WORK INSTRUCTIONS |
Extract each line of the records below that contains the word "Moderately".

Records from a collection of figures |
** START **

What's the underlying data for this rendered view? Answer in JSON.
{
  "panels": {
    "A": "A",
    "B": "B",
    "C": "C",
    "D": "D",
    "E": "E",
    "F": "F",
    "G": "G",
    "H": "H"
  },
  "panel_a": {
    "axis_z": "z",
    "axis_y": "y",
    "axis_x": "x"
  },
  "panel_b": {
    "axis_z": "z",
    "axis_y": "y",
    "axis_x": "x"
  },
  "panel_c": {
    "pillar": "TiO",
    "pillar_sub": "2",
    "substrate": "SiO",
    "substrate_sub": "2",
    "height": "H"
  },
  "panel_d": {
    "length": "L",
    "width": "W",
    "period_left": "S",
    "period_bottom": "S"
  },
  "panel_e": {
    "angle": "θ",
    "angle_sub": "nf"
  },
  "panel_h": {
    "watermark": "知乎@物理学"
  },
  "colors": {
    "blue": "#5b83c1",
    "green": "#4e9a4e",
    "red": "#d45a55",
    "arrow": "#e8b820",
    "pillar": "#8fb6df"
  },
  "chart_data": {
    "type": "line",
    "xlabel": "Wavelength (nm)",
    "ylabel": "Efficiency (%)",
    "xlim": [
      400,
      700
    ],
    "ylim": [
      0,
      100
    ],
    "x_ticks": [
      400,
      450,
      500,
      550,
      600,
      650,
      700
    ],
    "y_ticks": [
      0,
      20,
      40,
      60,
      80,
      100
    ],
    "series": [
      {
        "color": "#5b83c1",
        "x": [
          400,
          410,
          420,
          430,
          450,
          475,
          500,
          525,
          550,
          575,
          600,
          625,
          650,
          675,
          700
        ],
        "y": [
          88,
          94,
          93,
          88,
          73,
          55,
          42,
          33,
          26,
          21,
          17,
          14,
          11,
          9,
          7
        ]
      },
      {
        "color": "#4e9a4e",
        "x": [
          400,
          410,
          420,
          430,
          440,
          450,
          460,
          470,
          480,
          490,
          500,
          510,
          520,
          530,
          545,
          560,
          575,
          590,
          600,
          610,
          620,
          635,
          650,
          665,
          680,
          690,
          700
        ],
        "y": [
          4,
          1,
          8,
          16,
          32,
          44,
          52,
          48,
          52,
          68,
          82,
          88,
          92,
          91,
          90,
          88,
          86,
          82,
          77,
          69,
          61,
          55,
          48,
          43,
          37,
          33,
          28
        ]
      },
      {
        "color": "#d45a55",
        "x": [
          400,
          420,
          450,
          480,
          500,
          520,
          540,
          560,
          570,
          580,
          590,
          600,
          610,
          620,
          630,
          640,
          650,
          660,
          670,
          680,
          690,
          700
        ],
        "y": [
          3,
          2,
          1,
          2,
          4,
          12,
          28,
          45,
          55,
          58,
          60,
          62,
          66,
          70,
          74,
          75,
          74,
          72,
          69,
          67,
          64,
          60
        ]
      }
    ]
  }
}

** END **
** START **

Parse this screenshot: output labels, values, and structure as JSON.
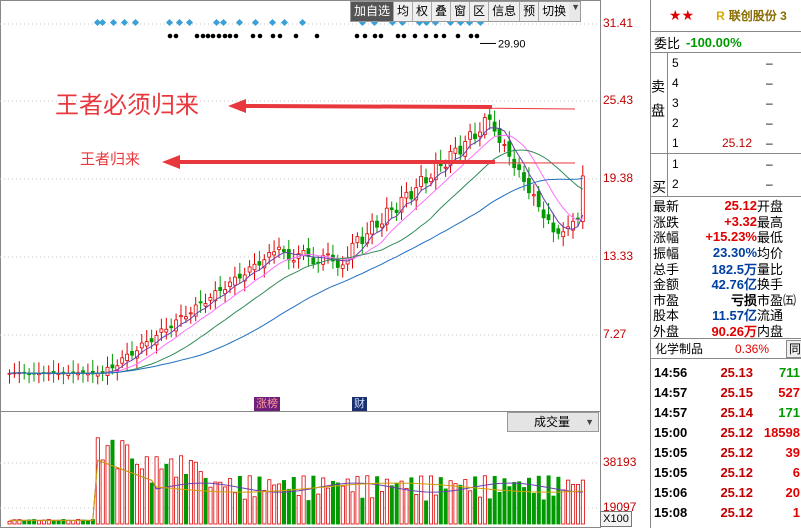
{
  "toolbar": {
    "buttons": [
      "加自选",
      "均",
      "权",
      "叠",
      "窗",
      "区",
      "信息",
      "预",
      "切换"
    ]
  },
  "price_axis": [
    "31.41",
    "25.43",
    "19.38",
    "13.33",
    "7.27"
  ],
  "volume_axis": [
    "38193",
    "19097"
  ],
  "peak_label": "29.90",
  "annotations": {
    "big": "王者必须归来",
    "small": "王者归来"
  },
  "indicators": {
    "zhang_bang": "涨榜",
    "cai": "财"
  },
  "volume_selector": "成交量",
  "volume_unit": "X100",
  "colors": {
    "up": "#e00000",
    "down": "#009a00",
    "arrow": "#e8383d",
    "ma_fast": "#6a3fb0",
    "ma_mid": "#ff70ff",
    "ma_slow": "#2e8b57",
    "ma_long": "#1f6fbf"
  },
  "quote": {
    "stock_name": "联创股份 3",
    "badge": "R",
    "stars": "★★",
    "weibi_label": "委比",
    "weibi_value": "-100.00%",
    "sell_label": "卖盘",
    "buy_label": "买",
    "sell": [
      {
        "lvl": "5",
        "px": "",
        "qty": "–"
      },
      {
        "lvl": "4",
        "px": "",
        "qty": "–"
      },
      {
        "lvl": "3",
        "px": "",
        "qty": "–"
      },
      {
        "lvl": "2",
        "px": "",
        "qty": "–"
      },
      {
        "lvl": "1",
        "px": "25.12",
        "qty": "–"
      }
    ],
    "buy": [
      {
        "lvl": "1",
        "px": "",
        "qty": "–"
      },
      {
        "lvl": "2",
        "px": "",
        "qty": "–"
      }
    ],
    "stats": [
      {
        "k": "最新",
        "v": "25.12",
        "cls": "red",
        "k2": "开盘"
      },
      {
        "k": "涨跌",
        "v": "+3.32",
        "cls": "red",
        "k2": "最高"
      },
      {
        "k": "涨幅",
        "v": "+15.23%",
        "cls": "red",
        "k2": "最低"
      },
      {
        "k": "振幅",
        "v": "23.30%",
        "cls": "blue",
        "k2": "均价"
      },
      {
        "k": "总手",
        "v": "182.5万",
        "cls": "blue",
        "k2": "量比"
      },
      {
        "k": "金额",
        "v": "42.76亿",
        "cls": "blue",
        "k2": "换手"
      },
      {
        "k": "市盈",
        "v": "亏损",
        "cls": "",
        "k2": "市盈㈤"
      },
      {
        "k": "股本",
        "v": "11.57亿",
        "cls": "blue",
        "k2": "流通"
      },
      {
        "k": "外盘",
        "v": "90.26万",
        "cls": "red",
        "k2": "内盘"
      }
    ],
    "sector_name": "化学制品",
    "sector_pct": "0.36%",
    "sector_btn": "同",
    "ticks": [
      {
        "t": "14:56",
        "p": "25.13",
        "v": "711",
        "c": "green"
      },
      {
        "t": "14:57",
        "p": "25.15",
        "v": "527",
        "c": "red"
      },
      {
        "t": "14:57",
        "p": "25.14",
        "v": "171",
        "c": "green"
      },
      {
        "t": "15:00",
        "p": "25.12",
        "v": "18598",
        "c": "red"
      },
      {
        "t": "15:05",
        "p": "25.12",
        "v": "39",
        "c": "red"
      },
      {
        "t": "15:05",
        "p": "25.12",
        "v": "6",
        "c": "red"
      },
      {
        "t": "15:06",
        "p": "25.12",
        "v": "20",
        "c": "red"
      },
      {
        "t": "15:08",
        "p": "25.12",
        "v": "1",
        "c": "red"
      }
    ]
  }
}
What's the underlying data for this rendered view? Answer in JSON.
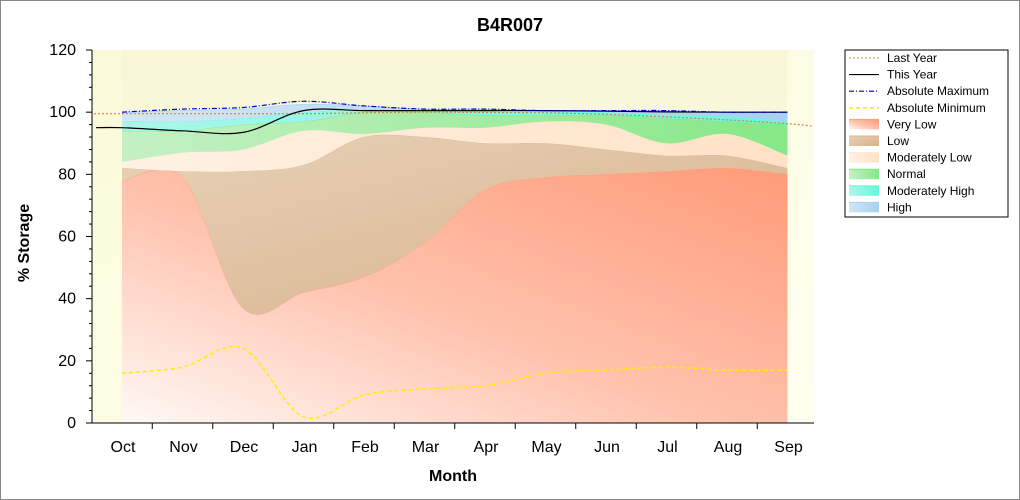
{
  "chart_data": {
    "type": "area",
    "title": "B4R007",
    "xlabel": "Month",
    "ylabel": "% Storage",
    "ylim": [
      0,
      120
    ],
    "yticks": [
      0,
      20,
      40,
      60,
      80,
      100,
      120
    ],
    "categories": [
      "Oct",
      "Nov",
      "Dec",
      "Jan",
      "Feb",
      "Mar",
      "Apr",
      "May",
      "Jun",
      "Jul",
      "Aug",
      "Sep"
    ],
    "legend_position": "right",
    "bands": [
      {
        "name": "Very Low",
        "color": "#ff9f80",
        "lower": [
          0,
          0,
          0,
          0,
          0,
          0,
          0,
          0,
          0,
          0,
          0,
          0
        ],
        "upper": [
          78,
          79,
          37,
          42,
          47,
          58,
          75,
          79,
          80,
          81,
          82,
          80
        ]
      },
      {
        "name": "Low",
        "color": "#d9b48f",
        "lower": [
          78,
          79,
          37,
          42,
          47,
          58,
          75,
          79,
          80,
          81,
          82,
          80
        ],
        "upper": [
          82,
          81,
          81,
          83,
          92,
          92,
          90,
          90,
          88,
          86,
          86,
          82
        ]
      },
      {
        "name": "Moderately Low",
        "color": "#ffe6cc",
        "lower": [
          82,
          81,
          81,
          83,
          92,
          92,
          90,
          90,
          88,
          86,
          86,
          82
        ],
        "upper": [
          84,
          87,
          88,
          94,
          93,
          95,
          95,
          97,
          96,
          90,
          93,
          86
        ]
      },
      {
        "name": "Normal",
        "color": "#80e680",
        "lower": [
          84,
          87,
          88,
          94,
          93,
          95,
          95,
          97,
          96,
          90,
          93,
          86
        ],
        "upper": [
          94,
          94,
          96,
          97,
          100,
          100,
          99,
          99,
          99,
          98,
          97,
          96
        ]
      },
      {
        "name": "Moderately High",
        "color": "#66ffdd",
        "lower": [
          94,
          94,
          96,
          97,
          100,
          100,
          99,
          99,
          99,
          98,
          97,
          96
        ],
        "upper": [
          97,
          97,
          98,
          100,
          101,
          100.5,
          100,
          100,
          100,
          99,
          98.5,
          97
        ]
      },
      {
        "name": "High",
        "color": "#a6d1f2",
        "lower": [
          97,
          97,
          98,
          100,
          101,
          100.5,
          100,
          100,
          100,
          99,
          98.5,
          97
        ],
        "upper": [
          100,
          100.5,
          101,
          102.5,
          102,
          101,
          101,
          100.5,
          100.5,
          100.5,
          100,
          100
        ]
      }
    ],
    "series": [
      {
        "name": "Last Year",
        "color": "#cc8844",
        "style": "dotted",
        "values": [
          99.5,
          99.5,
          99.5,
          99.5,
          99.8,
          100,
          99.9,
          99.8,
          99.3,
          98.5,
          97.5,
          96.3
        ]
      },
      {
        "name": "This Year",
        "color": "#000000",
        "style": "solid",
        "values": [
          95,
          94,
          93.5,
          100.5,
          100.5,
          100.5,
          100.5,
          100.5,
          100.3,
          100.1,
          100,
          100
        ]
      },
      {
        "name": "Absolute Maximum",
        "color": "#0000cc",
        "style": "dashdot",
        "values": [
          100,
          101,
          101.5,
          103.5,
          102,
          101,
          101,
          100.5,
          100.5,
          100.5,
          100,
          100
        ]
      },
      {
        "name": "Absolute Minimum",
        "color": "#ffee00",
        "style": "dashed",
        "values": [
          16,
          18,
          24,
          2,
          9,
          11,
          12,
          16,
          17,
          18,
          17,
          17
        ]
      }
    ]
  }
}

** END **

SOLUTION TO THIS EXERCISE |
        "name": "Moderately Low",
        "name": "Moderately High",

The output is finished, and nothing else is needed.